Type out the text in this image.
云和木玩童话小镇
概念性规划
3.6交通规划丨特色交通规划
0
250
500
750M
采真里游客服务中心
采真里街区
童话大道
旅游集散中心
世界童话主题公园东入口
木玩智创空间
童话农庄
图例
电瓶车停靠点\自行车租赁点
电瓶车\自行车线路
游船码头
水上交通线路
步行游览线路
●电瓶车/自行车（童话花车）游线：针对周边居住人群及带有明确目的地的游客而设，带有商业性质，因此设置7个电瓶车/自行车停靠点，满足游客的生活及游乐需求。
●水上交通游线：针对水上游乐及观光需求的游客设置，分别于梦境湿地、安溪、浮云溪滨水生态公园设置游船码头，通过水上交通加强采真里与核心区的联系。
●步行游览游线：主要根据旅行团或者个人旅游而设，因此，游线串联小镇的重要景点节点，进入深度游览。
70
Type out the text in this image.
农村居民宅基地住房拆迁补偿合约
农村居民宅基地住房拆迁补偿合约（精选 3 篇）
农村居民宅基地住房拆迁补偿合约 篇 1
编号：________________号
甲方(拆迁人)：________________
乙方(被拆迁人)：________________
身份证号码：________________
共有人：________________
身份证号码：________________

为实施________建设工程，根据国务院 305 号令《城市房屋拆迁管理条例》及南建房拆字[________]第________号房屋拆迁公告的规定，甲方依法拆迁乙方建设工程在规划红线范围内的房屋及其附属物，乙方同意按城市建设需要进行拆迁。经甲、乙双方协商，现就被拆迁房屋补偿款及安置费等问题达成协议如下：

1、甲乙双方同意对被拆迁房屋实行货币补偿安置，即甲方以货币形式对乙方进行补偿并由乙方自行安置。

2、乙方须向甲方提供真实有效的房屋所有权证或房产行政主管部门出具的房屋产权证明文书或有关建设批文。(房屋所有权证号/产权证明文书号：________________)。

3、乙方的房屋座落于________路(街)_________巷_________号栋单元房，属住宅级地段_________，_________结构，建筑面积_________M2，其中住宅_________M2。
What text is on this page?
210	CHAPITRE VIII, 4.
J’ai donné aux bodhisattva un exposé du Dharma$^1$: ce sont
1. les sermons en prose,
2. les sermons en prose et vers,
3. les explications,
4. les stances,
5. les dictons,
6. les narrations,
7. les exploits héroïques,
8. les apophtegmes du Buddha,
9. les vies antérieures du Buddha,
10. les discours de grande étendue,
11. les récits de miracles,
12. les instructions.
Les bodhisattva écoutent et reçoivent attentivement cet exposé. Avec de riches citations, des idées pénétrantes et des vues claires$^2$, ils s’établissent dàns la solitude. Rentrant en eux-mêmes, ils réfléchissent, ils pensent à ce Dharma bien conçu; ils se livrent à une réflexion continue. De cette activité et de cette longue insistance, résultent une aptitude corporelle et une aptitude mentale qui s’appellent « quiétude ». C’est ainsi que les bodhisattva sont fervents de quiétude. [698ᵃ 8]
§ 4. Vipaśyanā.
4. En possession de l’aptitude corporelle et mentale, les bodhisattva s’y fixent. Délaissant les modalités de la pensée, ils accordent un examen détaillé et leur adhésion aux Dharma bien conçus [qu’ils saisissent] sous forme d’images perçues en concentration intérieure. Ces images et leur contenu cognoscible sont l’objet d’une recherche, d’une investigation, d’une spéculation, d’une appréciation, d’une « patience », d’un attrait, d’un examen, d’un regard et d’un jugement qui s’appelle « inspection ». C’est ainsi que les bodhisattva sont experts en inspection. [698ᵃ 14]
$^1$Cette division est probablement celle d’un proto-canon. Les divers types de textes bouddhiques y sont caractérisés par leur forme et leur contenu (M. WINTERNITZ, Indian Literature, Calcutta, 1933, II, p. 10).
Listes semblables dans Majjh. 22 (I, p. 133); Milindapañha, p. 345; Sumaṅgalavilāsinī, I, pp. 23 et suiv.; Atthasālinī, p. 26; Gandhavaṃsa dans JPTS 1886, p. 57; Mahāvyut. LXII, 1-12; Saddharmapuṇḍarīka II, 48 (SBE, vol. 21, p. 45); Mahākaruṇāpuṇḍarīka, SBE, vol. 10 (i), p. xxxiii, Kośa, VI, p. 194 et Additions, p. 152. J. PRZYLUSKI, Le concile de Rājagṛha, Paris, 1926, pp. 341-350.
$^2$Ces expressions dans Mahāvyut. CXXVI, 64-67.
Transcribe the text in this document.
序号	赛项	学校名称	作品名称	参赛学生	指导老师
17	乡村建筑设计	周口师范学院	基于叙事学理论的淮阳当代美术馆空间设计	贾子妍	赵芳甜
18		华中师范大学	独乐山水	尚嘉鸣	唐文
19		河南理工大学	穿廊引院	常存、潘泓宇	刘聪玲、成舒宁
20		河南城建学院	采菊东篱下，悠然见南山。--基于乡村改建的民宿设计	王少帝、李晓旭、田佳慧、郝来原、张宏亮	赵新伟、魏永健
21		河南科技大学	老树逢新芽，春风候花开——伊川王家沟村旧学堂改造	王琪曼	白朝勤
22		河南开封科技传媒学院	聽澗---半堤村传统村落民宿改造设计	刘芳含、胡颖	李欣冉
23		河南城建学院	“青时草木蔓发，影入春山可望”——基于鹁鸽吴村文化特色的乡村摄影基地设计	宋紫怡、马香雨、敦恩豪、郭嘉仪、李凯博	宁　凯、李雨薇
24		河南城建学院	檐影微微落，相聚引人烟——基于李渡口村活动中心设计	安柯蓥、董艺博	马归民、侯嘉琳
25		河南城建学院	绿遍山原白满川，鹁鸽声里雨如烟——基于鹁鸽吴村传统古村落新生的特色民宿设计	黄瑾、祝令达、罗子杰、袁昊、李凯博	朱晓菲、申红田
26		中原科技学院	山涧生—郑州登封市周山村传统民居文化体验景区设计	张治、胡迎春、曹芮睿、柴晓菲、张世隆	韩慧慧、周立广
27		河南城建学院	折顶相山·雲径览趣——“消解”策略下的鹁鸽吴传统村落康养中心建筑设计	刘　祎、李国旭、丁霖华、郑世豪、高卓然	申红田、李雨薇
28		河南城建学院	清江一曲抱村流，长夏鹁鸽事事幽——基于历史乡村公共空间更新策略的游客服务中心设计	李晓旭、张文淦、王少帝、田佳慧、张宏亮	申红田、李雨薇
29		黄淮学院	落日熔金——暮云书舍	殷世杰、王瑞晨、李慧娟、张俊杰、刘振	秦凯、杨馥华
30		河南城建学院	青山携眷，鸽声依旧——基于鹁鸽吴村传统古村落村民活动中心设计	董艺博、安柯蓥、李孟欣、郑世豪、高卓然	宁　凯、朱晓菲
■ ■ ■ ■ ■ ■ ■
◆ **Stated problem**: Look through the data above. Copy every line with the string "dans" in it.

◆ **Output for this exercise**:
Listes semblables dans Majjh. 22 (I, p. 133); Milindapañha, p. 345; Sumaṅgalavilāsinī, I, pp. 23 et suiv.; Atthasālinī, p. 26; Gandhavaṃsa dans JPTS 1886, p. 57; Mahāvyut. LXII, 1-12; Saddharmapuṇḍarīka II, 48 (SBE, vol. 21, p. 45); Mahākaruṇāpuṇḍarīka, SBE, vol. 10 (i), p. xxxiii, Kośa, VI, p. 194 et Additions, p. 152. J. PRZYLUSKI, Le concile de Rājagṛha, Paris, 1926, pp. 341-350.
$^2$Ces expressions dans Mahāvyut. CXXVI, 64-67.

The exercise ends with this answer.